- [Task goal] Gather all lines in the records below that include the word "JSON".

- [Information given]
-- START --

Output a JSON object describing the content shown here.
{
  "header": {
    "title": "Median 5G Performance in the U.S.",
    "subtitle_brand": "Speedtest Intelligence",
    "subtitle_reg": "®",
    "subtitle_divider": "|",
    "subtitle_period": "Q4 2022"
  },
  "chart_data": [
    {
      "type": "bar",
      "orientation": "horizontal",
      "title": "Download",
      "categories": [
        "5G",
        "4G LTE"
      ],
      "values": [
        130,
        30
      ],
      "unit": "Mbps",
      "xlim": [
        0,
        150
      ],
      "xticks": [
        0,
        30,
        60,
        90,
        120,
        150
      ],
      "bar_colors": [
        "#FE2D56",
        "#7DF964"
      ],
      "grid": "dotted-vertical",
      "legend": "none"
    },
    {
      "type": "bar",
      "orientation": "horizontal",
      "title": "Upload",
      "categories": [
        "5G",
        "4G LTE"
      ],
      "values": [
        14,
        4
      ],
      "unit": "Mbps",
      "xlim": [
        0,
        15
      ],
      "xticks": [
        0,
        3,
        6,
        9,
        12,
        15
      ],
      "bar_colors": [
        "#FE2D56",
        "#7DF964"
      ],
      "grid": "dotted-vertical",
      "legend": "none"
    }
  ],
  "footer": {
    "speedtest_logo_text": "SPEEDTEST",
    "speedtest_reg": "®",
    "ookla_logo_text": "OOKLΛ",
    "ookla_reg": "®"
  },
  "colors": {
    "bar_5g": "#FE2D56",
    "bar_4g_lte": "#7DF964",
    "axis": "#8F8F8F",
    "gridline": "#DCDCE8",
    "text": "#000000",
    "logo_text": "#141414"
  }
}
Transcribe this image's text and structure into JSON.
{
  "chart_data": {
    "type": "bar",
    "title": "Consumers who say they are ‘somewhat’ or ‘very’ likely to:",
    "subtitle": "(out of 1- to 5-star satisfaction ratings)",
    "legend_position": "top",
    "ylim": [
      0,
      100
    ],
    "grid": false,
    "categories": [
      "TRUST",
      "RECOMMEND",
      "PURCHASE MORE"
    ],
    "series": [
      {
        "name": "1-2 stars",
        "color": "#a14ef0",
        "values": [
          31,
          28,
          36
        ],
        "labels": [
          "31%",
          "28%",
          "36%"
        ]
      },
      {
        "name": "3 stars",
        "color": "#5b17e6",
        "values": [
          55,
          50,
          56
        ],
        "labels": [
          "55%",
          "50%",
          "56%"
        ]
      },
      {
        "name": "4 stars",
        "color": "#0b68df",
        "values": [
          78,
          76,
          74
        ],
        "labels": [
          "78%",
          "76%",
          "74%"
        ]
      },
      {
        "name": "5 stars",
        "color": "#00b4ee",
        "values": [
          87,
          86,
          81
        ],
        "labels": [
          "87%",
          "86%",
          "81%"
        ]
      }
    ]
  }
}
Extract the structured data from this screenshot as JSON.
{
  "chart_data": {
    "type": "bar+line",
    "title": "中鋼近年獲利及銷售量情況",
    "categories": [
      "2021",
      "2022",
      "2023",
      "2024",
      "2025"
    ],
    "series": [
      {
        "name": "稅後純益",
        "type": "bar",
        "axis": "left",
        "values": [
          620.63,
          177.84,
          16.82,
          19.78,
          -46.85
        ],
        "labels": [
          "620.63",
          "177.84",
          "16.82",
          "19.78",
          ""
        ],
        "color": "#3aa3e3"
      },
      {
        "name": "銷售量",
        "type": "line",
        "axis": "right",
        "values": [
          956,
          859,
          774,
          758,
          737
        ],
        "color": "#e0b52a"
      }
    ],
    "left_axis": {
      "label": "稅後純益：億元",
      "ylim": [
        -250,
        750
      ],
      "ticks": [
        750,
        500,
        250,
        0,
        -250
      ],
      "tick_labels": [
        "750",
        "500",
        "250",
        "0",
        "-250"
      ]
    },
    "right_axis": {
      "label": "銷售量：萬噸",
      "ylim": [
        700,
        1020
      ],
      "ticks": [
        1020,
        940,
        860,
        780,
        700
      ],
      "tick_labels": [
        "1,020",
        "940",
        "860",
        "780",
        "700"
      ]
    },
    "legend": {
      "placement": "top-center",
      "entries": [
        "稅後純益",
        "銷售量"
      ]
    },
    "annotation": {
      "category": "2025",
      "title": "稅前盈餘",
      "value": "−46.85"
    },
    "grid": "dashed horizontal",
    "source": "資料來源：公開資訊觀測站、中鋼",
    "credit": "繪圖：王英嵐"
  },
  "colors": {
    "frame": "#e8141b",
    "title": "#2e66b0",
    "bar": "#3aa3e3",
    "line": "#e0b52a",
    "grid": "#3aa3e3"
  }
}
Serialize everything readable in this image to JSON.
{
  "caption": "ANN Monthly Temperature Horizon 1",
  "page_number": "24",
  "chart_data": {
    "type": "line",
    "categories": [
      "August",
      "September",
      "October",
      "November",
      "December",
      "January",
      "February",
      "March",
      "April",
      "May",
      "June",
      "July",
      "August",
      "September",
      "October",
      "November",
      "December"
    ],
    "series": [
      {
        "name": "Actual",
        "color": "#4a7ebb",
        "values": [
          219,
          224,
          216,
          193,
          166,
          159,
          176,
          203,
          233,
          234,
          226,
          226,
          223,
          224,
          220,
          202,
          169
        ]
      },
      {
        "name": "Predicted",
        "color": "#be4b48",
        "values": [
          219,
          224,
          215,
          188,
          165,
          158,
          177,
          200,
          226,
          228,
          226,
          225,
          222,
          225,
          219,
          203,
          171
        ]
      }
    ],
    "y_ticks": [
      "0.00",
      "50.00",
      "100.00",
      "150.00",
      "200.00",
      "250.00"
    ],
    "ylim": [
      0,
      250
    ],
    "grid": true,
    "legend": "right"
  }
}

-- END --

- [Written response]
Output a JSON object describing the content shown here.
Transcribe this image's text and structure into JSON.
Extract the structured data from this screenshot as JSON.
Serialize everything readable in this image to JSON.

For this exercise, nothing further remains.